* _Given task_
Your job is to retype all of the data word for word, leaving every image out.

— Start of Provided material —

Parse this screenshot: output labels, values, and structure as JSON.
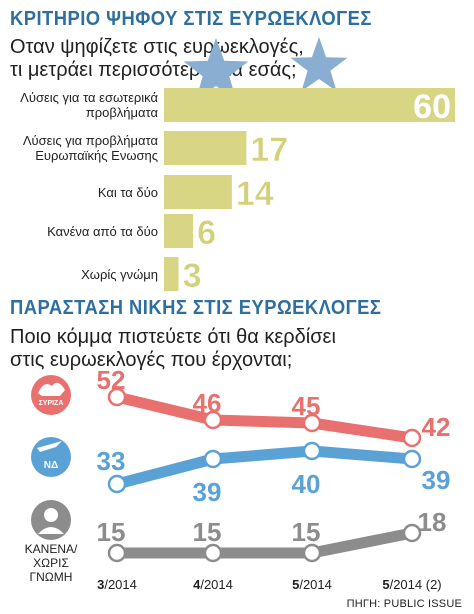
{
  "section1": {
    "title": "ΚΡΙΤΗΡΙΟ ΨΗΦΟΥ ΣΤΙΣ ΕΥΡΩΕΚΛΟΓΕΣ",
    "question_line1": "Οταν ψηφίζετε στις ευρωεκλογές,",
    "question_line2": "τι μετράει περισσότερο για εσάς;"
  },
  "section2": {
    "title": "ΠΑΡΑΣΤΑΣΗ ΝΙΚΗΣ ΣΤΙΣ ΕΥΡΩΕΚΛΟΓΕΣ",
    "question_line1": "Ποιο κόμμα πιστεύετε ότι θα κερδίσει",
    "question_line2": "στις ευρωεκλογές που έρχονται;"
  },
  "source": "ΠΗΓΗ: PUBLIC ISSUE",
  "colors": {
    "title_blue": "#2f6f9f",
    "bar_fill": "#d8d685",
    "bar_value": "#d3d07a",
    "star": "#8aaed1",
    "syriza": "#e8716f",
    "nd": "#5aa2d6",
    "none": "#8c8c8c"
  },
  "chart_data": [
    {
      "type": "bar",
      "orientation": "horizontal",
      "categories": [
        [
          "Λύσεις για τα εσωτερικά",
          "προβλήματα"
        ],
        [
          "Λύσεις για προβλήματα",
          "Ευρωπαϊκής Ενωσης"
        ],
        [
          "Και τα δύο"
        ],
        [
          "Κανένα από τα δύο"
        ],
        [
          "Χωρίς γνώμη"
        ]
      ],
      "values": [
        60,
        17,
        14,
        6,
        3
      ]
    },
    {
      "type": "line",
      "x": [
        "3/2014",
        "4/2014",
        "5/2014",
        "5/2014 (2)"
      ],
      "x_bold": [
        "3",
        "4",
        "5",
        "5"
      ],
      "x_rest": [
        "/2014",
        "/2014",
        "/2014",
        "/2014 (2)"
      ],
      "series": [
        {
          "name": "ΣΥΡΙΖΑ",
          "values": [
            52,
            46,
            45,
            42
          ],
          "color": "#e8716f",
          "icon": "syriza-logo-icon",
          "label_pos": "above"
        },
        {
          "name": "ΝΔ",
          "values": [
            33,
            39,
            40,
            39
          ],
          "color": "#5aa2d6",
          "icon": "nd-logo-icon",
          "label_pos": "mixed"
        },
        {
          "name": [
            "ΚΑΝΕΝΑ/",
            "ΧΩΡΙΣ",
            "ΓΝΩΜΗ"
          ],
          "values": [
            15,
            15,
            15,
            18
          ],
          "color": "#8c8c8c",
          "icon": "person-icon",
          "label_pos": "above"
        }
      ]
    }
  ]
}
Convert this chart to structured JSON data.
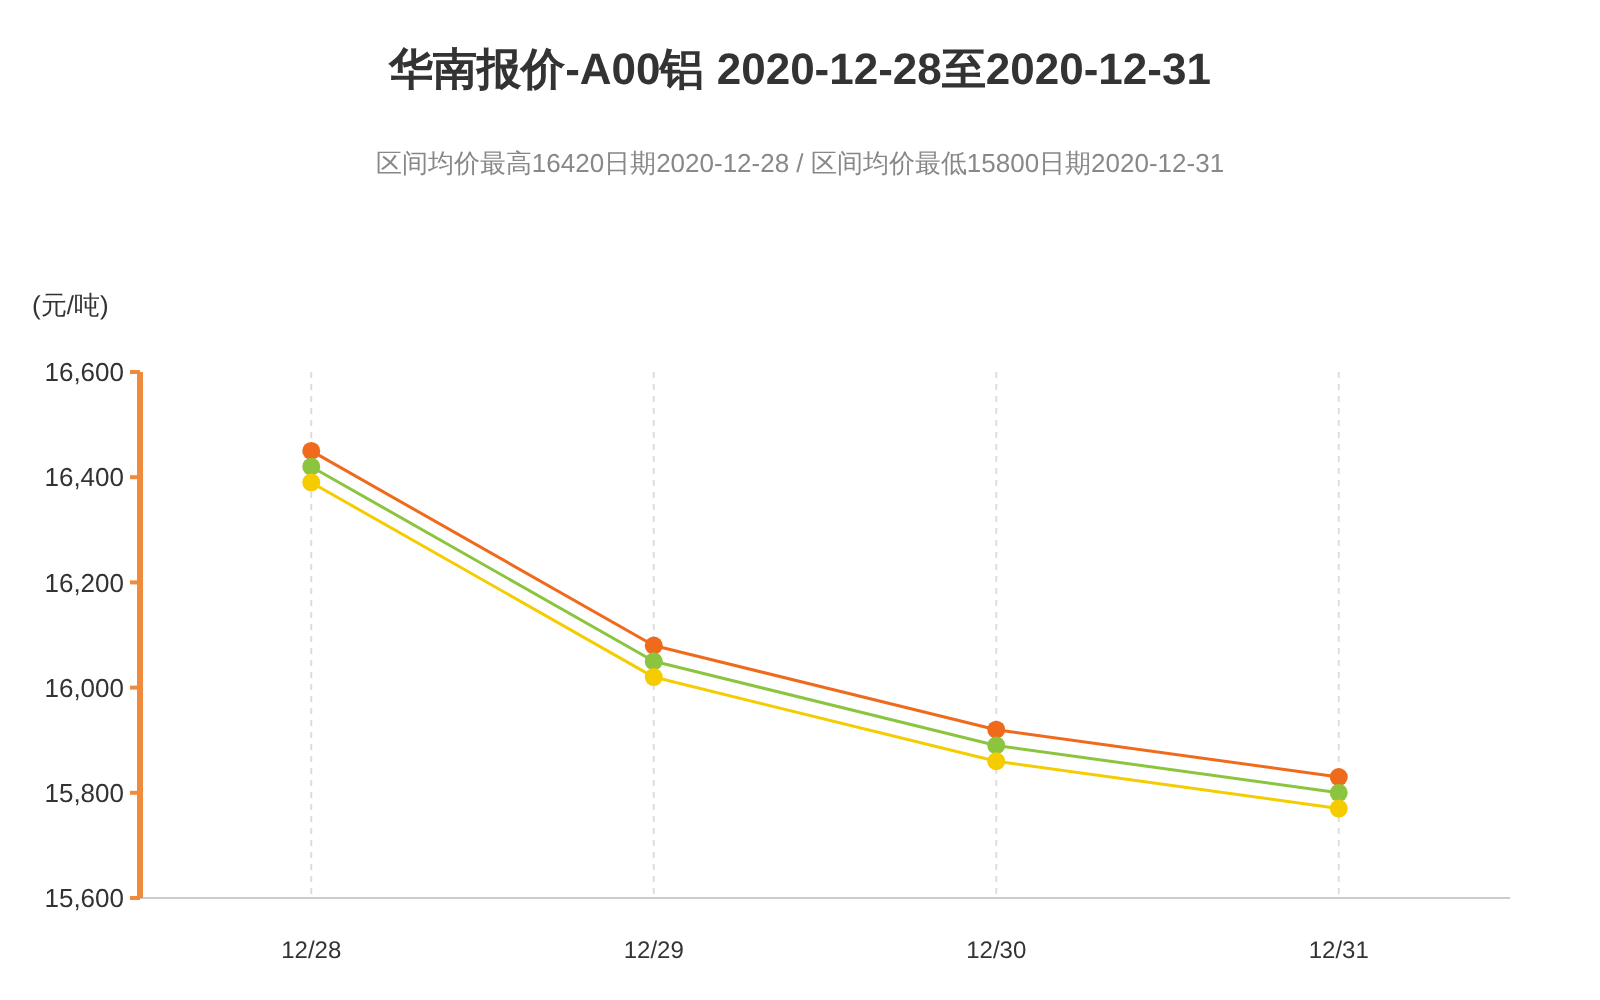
{
  "chart_data": {
    "type": "line",
    "title": "华南报价-A00铝 2020-12-28至2020-12-31",
    "subtitle": "区间均价最高16420日期2020-12-28 / 区间均价最低15800日期2020-12-31",
    "ylabel": "(元/吨)",
    "categories": [
      "12/28",
      "12/29",
      "12/30",
      "12/31"
    ],
    "series": [
      {
        "color": "#f06a1c",
        "values": [
          16450,
          16080,
          15920,
          15830
        ]
      },
      {
        "color": "#8bc53f",
        "values": [
          16420,
          16050,
          15890,
          15800
        ]
      },
      {
        "color": "#f5cc00",
        "values": [
          16390,
          16020,
          15860,
          15770
        ]
      }
    ],
    "ylim": [
      15600,
      16600
    ],
    "yticks": [
      {
        "value": 15600,
        "label": "15,600"
      },
      {
        "value": 15800,
        "label": "15,800"
      },
      {
        "value": 16000,
        "label": "16,000"
      },
      {
        "value": 16200,
        "label": "16,200"
      },
      {
        "value": 16400,
        "label": "16,400"
      },
      {
        "value": 16600,
        "label": "16,600"
      }
    ],
    "grid": "x",
    "marker": "circle",
    "line_style": "solid"
  }
}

— End of Provided material —

* _Expected answer_
Parse this screenshot: output labels, values, and structure as JSON.
{
  "section1": {
    "title": "ΚΡΙΤΗΡΙΟ ΨΗΦΟΥ ΣΤΙΣ ΕΥΡΩΕΚΛΟΓΕΣ",
    "question_line1": "Οταν ψηφίζετε στις ευρωεκλογές,",
    "question_line2": "τι μετράει περισσότερο για εσάς;"
  },
  "section2": {
    "title": "ΠΑΡΑΣΤΑΣΗ ΝΙΚΗΣ ΣΤΙΣ ΕΥΡΩΕΚΛΟΓΕΣ",
    "question_line1": "Ποιο κόμμα πιστεύετε ότι θα κερδίσει",
    "question_line2": "στις ευρωεκλογές που έρχονται;"
  },
  "source": "ΠΗΓΗ: PUBLIC ISSUE",
  "colors": {
    "title_blue": "#2f6f9f",
    "bar_fill": "#d8d685",
    "bar_value": "#d3d07a",
    "star": "#8aaed1",
    "syriza": "#e8716f",
    "nd": "#5aa2d6",
    "none": "#8c8c8c"
  },
  "chart_data": [
    {
      "type": "bar",
      "orientation": "horizontal",
      "categories": [
        [
          "Λύσεις για τα εσωτερικά",
          "προβλήματα"
        ],
        [
          "Λύσεις για προβλήματα",
          "Ευρωπαϊκής Ενωσης"
        ],
        [
          "Και τα δύο"
        ],
        [
          "Κανένα από τα δύο"
        ],
        [
          "Χωρίς γνώμη"
        ]
      ],
      "values": [
        60,
        17,
        14,
        6,
        3
      ]
    },
    {
      "type": "line",
      "x": [
        "3/2014",
        "4/2014",
        "5/2014",
        "5/2014 (2)"
      ],
      "x_bold": [
        "3",
        "4",
        "5",
        "5"
      ],
      "x_rest": [
        "/2014",
        "/2014",
        "/2014",
        "/2014 (2)"
      ],
      "series": [
        {
          "name": "ΣΥΡΙΖΑ",
          "values": [
            52,
            46,
            45,
            42
          ],
          "color": "#e8716f",
          "icon": "syriza-logo-icon",
          "label_pos": "above"
        },
        {
          "name": "ΝΔ",
          "values": [
            33,
            39,
            40,
            39
          ],
          "color": "#5aa2d6",
          "icon": "nd-logo-icon",
          "label_pos": "mixed"
        },
        {
          "name": [
            "ΚΑΝΕΝΑ/",
            "ΧΩΡΙΣ",
            "ΓΝΩΜΗ"
          ],
          "values": [
            15,
            15,
            15,
            18
          ],
          "color": "#8c8c8c",
          "icon": "person-icon",
          "label_pos": "above"
        }
      ]
    }
  ]
}
Convert this chart to structured JSON data.
{
  "chart_data": {
    "type": "line",
    "title": "华南报价-A00铝 2020-12-28至2020-12-31",
    "subtitle": "区间均价最高16420日期2020-12-28 / 区间均价最低15800日期2020-12-31",
    "ylabel": "(元/吨)",
    "categories": [
      "12/28",
      "12/29",
      "12/30",
      "12/31"
    ],
    "series": [
      {
        "color": "#f06a1c",
        "values": [
          16450,
          16080,
          15920,
          15830
        ]
      },
      {
        "color": "#8bc53f",
        "values": [
          16420,
          16050,
          15890,
          15800
        ]
      },
      {
        "color": "#f5cc00",
        "values": [
          16390,
          16020,
          15860,
          15770
        ]
      }
    ],
    "ylim": [
      15600,
      16600
    ],
    "yticks": [
      {
        "value": 15600,
        "label": "15,600"
      },
      {
        "value": 15800,
        "label": "15,800"
      },
      {
        "value": 16000,
        "label": "16,000"
      },
      {
        "value": 16200,
        "label": "16,200"
      },
      {
        "value": 16400,
        "label": "16,400"
      },
      {
        "value": 16600,
        "label": "16,600"
      }
    ],
    "grid": "x",
    "marker": "circle",
    "line_style": "solid"
  }
}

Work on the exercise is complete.